• Stored data

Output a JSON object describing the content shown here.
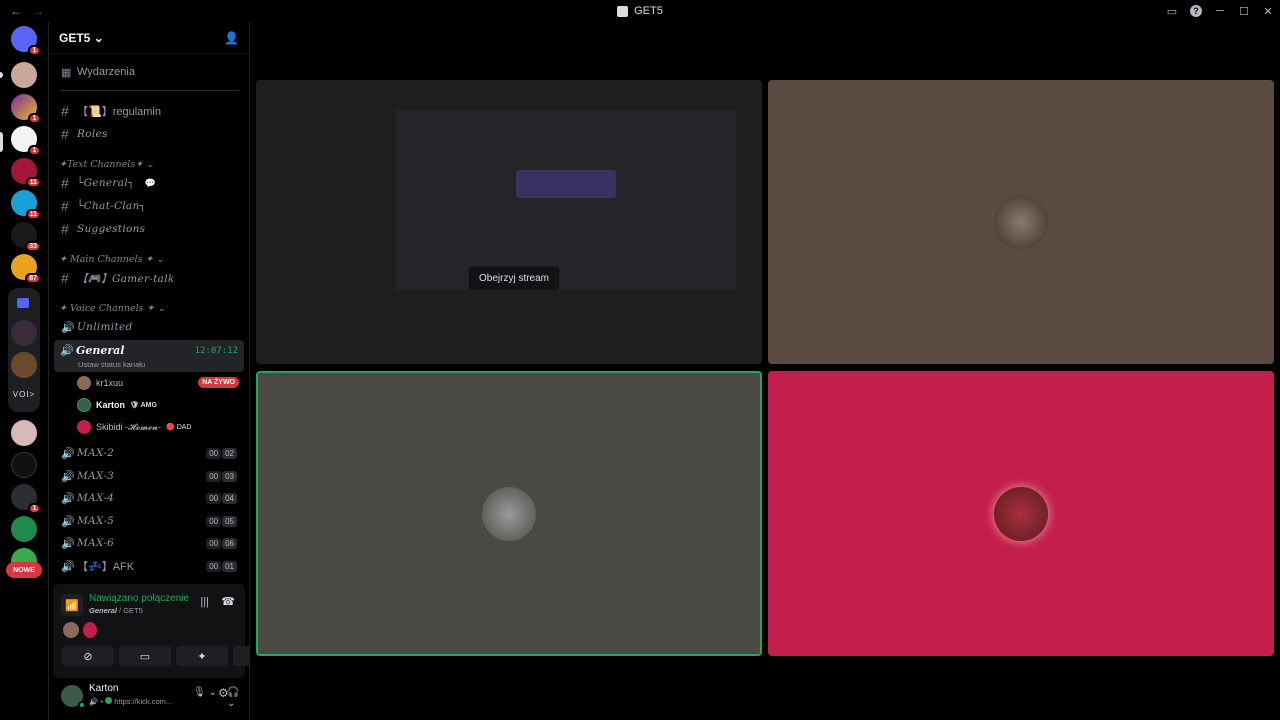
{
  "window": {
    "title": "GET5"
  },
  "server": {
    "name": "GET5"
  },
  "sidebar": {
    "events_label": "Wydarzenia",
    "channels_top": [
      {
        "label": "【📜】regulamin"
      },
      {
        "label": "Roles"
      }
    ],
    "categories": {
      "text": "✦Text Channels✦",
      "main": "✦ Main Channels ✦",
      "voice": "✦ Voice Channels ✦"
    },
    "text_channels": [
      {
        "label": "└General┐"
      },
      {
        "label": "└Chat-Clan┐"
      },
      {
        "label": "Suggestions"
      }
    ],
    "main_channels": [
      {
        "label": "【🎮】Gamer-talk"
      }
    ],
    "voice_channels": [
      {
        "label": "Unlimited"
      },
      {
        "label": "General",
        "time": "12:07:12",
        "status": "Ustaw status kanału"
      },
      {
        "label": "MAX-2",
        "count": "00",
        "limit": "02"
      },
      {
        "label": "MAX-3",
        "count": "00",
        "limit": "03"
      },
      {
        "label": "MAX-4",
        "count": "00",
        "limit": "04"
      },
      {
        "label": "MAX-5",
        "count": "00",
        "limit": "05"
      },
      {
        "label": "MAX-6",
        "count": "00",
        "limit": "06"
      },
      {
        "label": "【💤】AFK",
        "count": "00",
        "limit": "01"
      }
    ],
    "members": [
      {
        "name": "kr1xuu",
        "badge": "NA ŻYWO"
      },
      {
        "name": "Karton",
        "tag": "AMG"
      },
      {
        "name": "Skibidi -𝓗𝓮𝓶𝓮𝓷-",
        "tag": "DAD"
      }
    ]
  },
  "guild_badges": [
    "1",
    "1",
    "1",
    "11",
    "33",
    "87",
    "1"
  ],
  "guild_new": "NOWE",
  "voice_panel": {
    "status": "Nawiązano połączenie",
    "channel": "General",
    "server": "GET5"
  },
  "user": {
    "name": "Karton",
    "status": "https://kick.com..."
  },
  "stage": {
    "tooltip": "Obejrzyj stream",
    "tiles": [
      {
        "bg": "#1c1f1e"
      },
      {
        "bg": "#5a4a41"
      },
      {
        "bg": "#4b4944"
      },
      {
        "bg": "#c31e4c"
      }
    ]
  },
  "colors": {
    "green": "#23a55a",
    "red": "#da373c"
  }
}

==

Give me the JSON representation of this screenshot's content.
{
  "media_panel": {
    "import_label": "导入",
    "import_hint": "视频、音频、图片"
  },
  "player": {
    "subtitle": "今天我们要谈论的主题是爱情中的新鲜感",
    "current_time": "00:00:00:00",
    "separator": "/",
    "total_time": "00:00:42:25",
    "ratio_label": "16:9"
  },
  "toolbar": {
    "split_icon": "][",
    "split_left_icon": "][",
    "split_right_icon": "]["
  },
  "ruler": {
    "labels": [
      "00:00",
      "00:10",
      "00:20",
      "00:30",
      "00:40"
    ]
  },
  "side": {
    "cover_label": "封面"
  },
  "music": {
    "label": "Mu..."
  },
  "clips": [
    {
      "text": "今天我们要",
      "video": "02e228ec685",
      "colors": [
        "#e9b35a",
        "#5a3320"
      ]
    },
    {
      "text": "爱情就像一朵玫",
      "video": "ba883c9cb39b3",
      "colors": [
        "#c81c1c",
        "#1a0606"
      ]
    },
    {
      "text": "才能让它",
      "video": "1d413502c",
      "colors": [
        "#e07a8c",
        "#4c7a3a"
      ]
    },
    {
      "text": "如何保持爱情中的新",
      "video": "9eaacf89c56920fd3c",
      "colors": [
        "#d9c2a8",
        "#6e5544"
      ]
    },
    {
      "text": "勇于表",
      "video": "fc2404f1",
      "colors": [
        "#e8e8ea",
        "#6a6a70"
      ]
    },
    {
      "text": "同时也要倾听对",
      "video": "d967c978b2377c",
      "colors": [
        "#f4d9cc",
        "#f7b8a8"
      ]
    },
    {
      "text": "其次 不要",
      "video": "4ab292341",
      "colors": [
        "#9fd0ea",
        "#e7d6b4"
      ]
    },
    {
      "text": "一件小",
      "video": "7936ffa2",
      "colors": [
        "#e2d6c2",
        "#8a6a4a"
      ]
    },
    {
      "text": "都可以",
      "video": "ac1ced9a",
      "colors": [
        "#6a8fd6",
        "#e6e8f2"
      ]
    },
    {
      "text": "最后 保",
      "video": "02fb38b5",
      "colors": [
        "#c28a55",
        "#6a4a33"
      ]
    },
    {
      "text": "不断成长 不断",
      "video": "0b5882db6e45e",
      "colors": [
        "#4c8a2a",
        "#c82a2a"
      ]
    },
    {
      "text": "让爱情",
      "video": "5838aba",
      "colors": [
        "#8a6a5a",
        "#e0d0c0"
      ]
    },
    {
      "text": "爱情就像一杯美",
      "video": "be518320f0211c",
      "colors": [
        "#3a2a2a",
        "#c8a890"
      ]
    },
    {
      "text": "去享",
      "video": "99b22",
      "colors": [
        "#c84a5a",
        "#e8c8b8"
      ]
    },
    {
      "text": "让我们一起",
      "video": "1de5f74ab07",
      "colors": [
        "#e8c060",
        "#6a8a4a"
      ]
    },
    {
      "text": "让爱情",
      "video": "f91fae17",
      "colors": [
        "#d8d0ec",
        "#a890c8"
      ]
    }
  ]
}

• TASK STATEMENT
Filter the data for the string "General" and copy every line that has it.

• TASK ANSWER
        "label": "└General┐"
        "label": "General",
    "channel": "General",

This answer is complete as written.